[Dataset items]

******

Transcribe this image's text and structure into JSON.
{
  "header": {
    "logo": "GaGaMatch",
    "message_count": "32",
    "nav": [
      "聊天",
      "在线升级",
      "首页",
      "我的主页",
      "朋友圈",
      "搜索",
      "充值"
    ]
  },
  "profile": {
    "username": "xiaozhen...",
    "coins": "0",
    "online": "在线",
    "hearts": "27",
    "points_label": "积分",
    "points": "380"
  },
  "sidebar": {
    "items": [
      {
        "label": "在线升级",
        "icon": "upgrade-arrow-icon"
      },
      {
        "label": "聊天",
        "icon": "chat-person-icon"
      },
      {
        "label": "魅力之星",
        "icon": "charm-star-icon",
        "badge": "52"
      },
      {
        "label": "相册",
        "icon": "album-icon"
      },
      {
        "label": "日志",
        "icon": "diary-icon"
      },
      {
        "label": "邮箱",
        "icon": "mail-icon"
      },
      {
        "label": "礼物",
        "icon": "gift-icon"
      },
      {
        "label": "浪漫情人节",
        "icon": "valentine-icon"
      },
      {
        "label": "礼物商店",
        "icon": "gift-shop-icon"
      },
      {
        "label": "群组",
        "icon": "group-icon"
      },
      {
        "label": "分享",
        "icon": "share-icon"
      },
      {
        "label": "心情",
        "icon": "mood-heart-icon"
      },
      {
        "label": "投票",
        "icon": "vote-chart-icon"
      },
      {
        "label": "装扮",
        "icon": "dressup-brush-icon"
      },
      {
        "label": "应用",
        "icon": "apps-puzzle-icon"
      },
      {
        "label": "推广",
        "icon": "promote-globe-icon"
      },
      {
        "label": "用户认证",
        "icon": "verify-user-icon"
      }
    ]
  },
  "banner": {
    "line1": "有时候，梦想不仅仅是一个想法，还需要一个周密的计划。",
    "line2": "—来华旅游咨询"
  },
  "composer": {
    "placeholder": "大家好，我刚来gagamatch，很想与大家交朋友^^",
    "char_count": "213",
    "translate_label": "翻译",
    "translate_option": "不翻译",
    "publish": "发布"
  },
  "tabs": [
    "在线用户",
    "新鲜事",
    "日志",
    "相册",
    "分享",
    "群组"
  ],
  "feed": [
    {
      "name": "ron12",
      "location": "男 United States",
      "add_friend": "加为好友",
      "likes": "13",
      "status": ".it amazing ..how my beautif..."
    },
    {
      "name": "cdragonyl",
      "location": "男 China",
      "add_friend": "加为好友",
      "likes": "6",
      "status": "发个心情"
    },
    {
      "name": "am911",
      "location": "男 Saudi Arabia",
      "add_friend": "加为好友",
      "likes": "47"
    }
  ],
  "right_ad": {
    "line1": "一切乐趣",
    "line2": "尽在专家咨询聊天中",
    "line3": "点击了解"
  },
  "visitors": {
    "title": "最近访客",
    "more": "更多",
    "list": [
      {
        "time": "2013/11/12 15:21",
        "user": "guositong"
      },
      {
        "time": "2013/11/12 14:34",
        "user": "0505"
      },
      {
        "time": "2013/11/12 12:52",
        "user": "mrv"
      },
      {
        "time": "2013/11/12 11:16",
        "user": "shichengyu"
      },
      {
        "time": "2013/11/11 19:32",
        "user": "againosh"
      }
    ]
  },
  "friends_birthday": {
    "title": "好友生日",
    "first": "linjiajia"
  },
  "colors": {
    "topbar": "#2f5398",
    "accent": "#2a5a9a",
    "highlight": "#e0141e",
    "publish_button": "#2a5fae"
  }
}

******

### Problem requirements:
Extract all of the material exactly as it is written.

### Result:
Transcribe this image's text and structure into JSON.
{
  "header": {
    "logo": "GaGaMatch",
    "message_count": "32",
    "nav": [
      "聊天",
      "在线升级",
      "首页",
      "我的主页",
      "朋友圈",
      "搜索",
      "充值"
    ]
  },
  "profile": {
    "username": "xiaozhen...",
    "coins": "0",
    "online": "在线",
    "hearts": "27",
    "points_label": "积分",
    "points": "380"
  },
  "sidebar": {
    "items": [
      {
        "label": "在线升级",
        "icon": "upgrade-arrow-icon"
      },
      {
        "label": "聊天",
        "icon": "chat-person-icon"
      },
      {
        "label": "魅力之星",
        "icon": "charm-star-icon",
        "badge": "52"
      },
      {
        "label": "相册",
        "icon": "album-icon"
      },
      {
        "label": "日志",
        "icon": "diary-icon"
      },
      {
        "label": "邮箱",
        "icon": "mail-icon"
      },
      {
        "label": "礼物",
        "icon": "gift-icon"
      },
      {
        "label": "浪漫情人节",
        "icon": "valentine-icon"
      },
      {
        "label": "礼物商店",
        "icon": "gift-shop-icon"
      },
      {
        "label": "群组",
        "icon": "group-icon"
      },
      {
        "label": "分享",
        "icon": "share-icon"
      },
      {
        "label": "心情",
        "icon": "mood-heart-icon"
      },
      {
        "label": "投票",
        "icon": "vote-chart-icon"
      },
      {
        "label": "装扮",
        "icon": "dressup-brush-icon"
      },
      {
        "label": "应用",
        "icon": "apps-puzzle-icon"
      },
      {
        "label": "推广",
        "icon": "promote-globe-icon"
      },
      {
        "label": "用户认证",
        "icon": "verify-user-icon"
      }
    ]
  },
  "banner": {
    "line1": "有时候，梦想不仅仅是一个想法，还需要一个周密的计划。",
    "line2": "—来华旅游咨询"
  },
  "composer": {
    "placeholder": "大家好，我刚来gagamatch，很想与大家交朋友^^",
    "char_count": "213",
    "translate_label": "翻译",
    "translate_option": "不翻译",
    "publish": "发布"
  },
  "tabs": [
    "在线用户",
    "新鲜事",
    "日志",
    "相册",
    "分享",
    "群组"
  ],
  "feed": [
    {
      "name": "ron12",
      "location": "男 United States",
      "add_friend": "加为好友",
      "likes": "13",
      "status": ".it amazing ..how my beautif..."
    },
    {
      "name": "cdragonyl",
      "location": "男 China",
      "add_friend": "加为好友",
      "likes": "6",
      "status": "发个心情"
    },
    {
      "name": "am911",
      "location": "男 Saudi Arabia",
      "add_friend": "加为好友",
      "likes": "47"
    }
  ],
  "right_ad": {
    "line1": "一切乐趣",
    "line2": "尽在专家咨询聊天中",
    "line3": "点击了解"
  },
  "visitors": {
    "title": "最近访客",
    "more": "更多",
    "list": [
      {
        "time": "2013/11/12 15:21",
        "user": "guositong"
      },
      {
        "time": "2013/11/12 14:34",
        "user": "0505"
      },
      {
        "time": "2013/11/12 12:52",
        "user": "mrv"
      },
      {
        "time": "2013/11/12 11:16",
        "user": "shichengyu"
      },
      {
        "time": "2013/11/11 19:32",
        "user": "againosh"
      }
    ]
  },
  "friends_birthday": {
    "title": "好友生日",
    "first": "linjiajia"
  },
  "colors": {
    "topbar": "#2f5398",
    "accent": "#2a5a9a",
    "highlight": "#e0141e",
    "publish_button": "#2a5fae"
  }
}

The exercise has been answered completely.